TASK
Collect all the lines that mention the word "Konfiguruj".

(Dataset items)
begin
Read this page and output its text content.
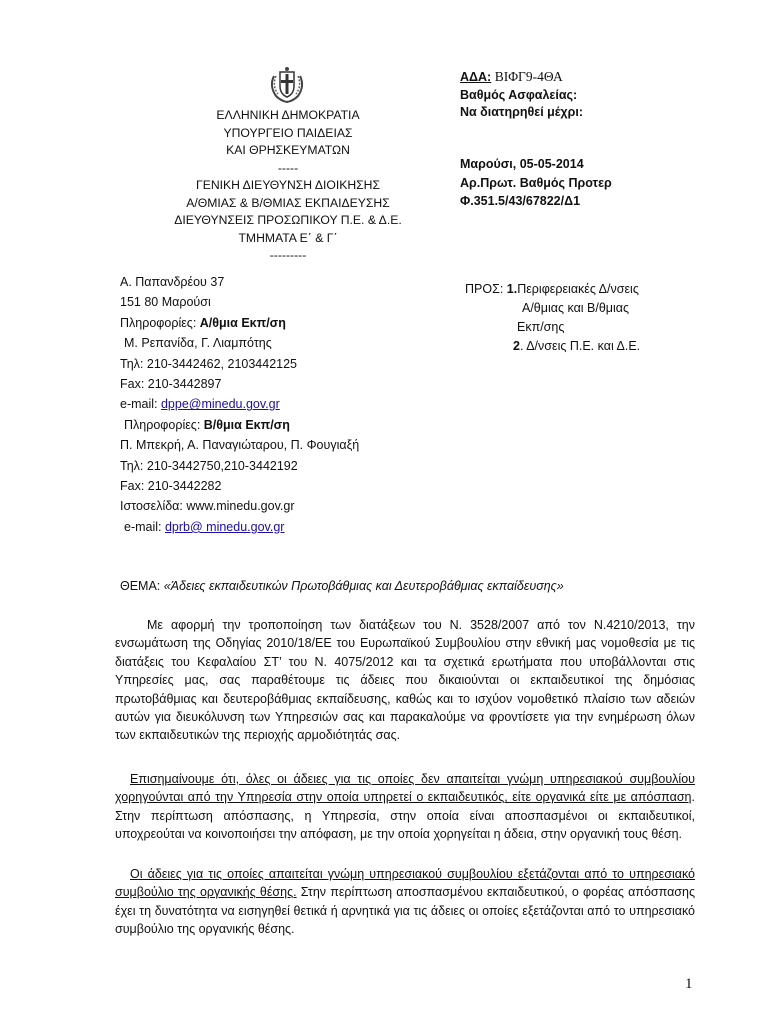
ΕΛΛΗΝΙΚΗ ΔΗΜΟΚΡΑΤΙΑ
ΥΠΟΥΡΓΕΙΟ ΠΑΙΔΕΙΑΣ
ΚΑΙ ΘΡΗΣΚΕΥΜΑΤΩΝ
-----
ΓΕΝΙΚΗ ΔΙΕΥΘΥΝΣΗ ΔΙΟΙΚΗΣΗΣ
Α/ΘΜΙΑΣ & Β/ΘΜΙΑΣ ΕΚΠΑΙΔΕΥΣΗΣ
ΔΙΕΥΘΥΝΣΕΙΣ ΠΡΟΣΩΠΙΚΟΥ Π.Ε. & Δ.Ε.
ΤΜΗΜΑΤΑ Ε΄ & Γ΄
---------
ΑΔΑ: ΒΙΦΓ9-4ΘΑ
Βαθμός Ασφαλείας:
Να διατηρηθεί μέχρι:
Μαρούσι, 05-05-2014
Αρ.Πρωτ. Βαθμός Προτερ
Φ.351.5/43/67822/Δ1
Α. Παπανδρέου 37
151 80 Μαρούσι
Πληροφορίες: Α/θμια Εκπ/ση
Μ. Ρεπανίδα, Γ. Λιαμπότης
Τηλ: 210-3442462, 2103442125
Fax: 210-3442897
e-mail: dppe@minedu.gov.gr
Πληροφορίες: Β/θμια Εκπ/ση
Π. Μπεκρή, Α. Παναγιώταρου, Π. Φουγιαξή
Τηλ: 210-3442750,210-3442192
Fax: 210-3442282
Ιστοσελίδα: www.minedu.gov.gr
e-mail: dprb@ minedu.gov.gr
ΠΡΟΣ: 1.Περιφερειακές Δ/νσεις
Α/θμιας και Β/θμιας
Εκπ/σης
2. Δ/νσεις Π.Ε. και Δ.Ε.
ΘΕΜΑ: «Άδειες εκπαιδευτικών Πρωτοβάθμιας και Δευτεροβάθμιας εκπαίδευσης»
Με αφορμή την τροποποίηση των διατάξεων του Ν. 3528/2007 από τον Ν.4210/2013, την ενσωμάτωση της Οδηγίας 2010/18/ΕΕ του Ευρωπαϊκού Συμβουλίου στην εθνική μας νομοθεσία με τις διατάξεις του Κεφαλαίου ΣΤ’ του Ν. 4075/2012 και τα σχετικά ερωτήματα που υποβάλλονται στις Υπηρεσίες μας, σας παραθέτουμε τις άδειες που δικαιούνται οι εκπαιδευτικοί της δημόσιας πρωτοβάθμιας και δευτεροβάθμιας εκπαίδευσης, καθώς και το ισχύον νομοθετικό πλαίσιο των αδειών αυτών για διευκόλυνση των Υπηρεσιών σας και παρακαλούμε να φροντίσετε για την ενημέρωση όλων των εκπαιδευτικών της περιοχής αρμοδιότητάς σας.
Επισημαίνουμε ότι, όλες οι άδειες για τις οποίες δεν απαιτείται γνώμη υπηρεσιακού συμβουλίου χορηγούνται από την Υπηρεσία στην οποία υπηρετεί ο εκπαιδευτικός, είτε οργανικά είτε με απόσπαση. Στην περίπτωση απόσπασης, η Υπηρεσία, στην οποία είναι αποσπασμένοι οι εκπαιδευτικοί, υποχρεούται να κοινοποιήσει την απόφαση, με την οποία χορηγείται η άδεια, στην οργανική τους θέση.
Οι άδειες για τις οποίες απαιτείται γνώμη υπηρεσιακού συμβουλίου εξετάζονται από το υπηρεσιακό συμβούλιο της οργανικής θέσης. Στην περίπτωση αποσπασμένου εκπαιδευτικού, ο φορέας απόσπασης έχει τη δυνατότητα να εισηγηθεί θετικά ή αρνητικά για τις άδειες οι οποίες εξετάζονται από το υπηρεσιακό συμβούλιο της οργανικής θέσης.
1
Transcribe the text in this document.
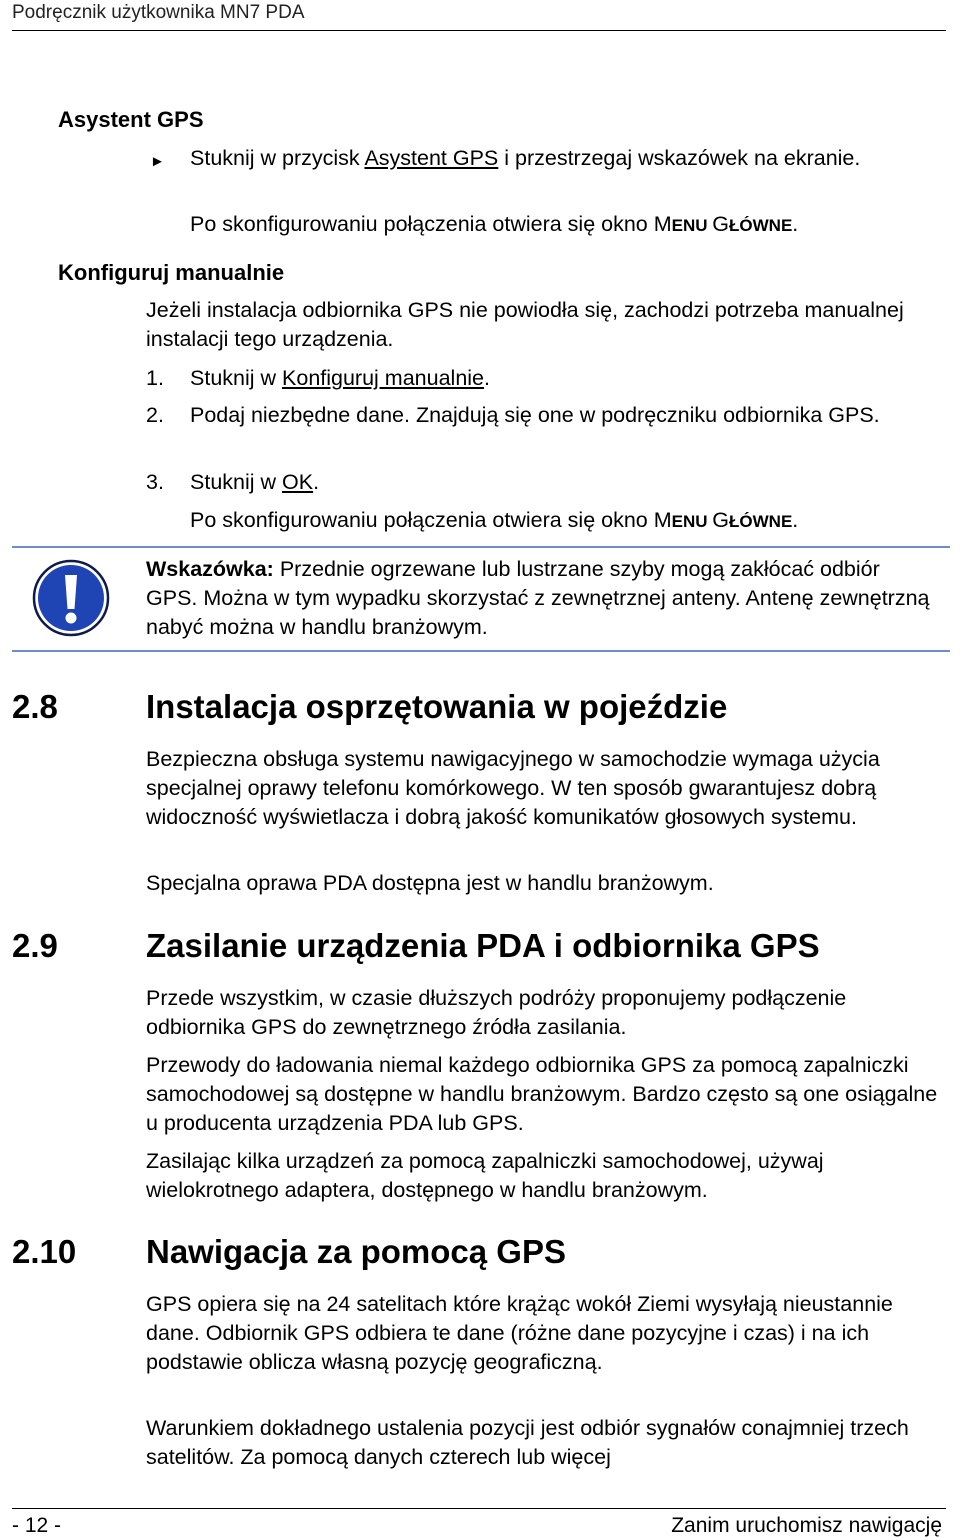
Podręcznik użytkownika MN7 PDA
Asystent GPS
► Stuknij w przycisk Asystent GPS i przestrzegaj wskazówek na ekranie.
Po skonfigurowaniu połączenia otwiera się okno MENU GŁÓWNE.
Konfiguruj manualnie
Jeżeli instalacja odbiornika GPS nie powiodła się, zachodzi potrzeba manualnej instalacji tego urządzenia.
1. Stuknij w Konfiguruj manualnie.
2. Podaj niezbędne dane. Znajdują się one w podręczniku odbiornika GPS.
3. Stuknij w OK.
Po skonfigurowaniu połączenia otwiera się okno MENU GŁÓWNE.
Wskazówka: Przednie ogrzewane lub lustrzane szyby mogą zakłócać odbiór GPS. Można w tym wypadku skorzystać z zewnętrznej anteny. Antenę zewnętrzną nabyć można w handlu branżowym.
2.8	Instalacja osprzętowania w pojeździe
Bezpieczna obsługa systemu nawigacyjnego w samochodzie wymaga użycia specjalnej oprawy telefonu komórkowego. W ten sposób gwarantujesz dobrą widoczność wyświetlacza i dobrą jakość komunikatów głosowych systemu.
Specjalna oprawa PDA dostępna jest w handlu branżowym.
2.9	Zasilanie urządzenia PDA i odbiornika GPS
Przede wszystkim, w czasie dłuższych podróży proponujemy podłączenie odbiornika GPS do zewnętrznego źródła zasilania.
Przewody do ładowania niemal każdego odbiornika GPS za pomocą zapalniczki samochodowej są dostępne w handlu branżowym. Bardzo często są one osiągalne u producenta urządzenia PDA lub GPS.
Zasilając kilka urządzeń za pomocą zapalniczki samochodowej, używaj wielokrotnego adaptera, dostępnego w handlu branżowym.
2.10 Nawigacja za pomocą GPS
GPS opiera się na 24 satelitach które krążąc wokół Ziemi wysyłają nieustannie dane. Odbiornik GPS odbiera te dane (różne dane pozycyjne i czas) i na ich podstawie oblicza własną pozycję geograficzną.
Warunkiem dokładnego ustalenia pozycji jest odbiór sygnałów conajmniej trzech satelitów. Za pomocą danych czterech lub więcej
- 12 -	Zanim uruchomisz nawigację
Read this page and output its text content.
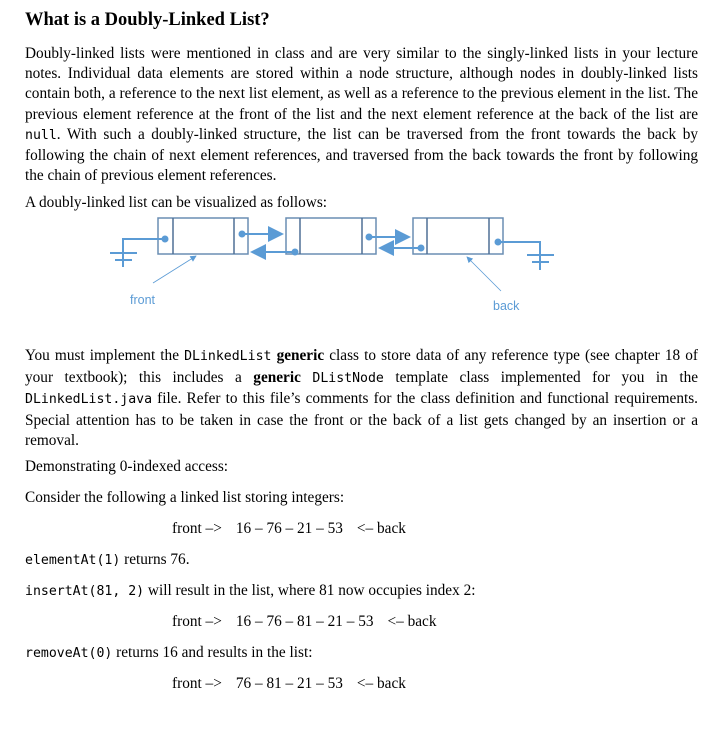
What is a Doubly-Linked List?
Doubly-linked lists were mentioned in class and are very similar to the singly-linked lists in your lecture notes. Individual data elements are stored within a node structure, although nodes in doubly-linked lists contain both, a reference to the next list element, as well as a reference to the previous element in the list. The previous element reference at the front of the list and the next element reference at the back of the list are null. With such a doubly-linked structure, the list can be traversed from the front towards the back by following the chain of next element references, and traversed from the back towards the front by following the chain of previous element references.
A doubly-linked list can be visualized as follows:
front	back
You must implement the DLinkedList generic class to store data of any reference type (see chapter 18 of your textbook); this includes a generic DListNode template class implemented for you in the DLinkedList.java file. Refer to this file’s comments for the class definition and functional requirements. Special attention has to be taken in case the front or the back of a list gets changed by an insertion or a removal.
Demonstrating 0-indexed access:
Consider the following a linked list storing integers:
front –> 16 – 76 – 21 – 53 <– back
elementAt(1) returns 76.
insertAt(81, 2) will result in the list, where 81 now occupies index 2:
front –> 16 – 76 – 81 – 21 – 53 <– back
removeAt(0) returns 16 and results in the list:
front –> 76 – 81 – 21 – 53 <– back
end
EXERCISE RESPONSE
Konfiguruj manualnie
1. Stuknij w Konfiguruj manualnie.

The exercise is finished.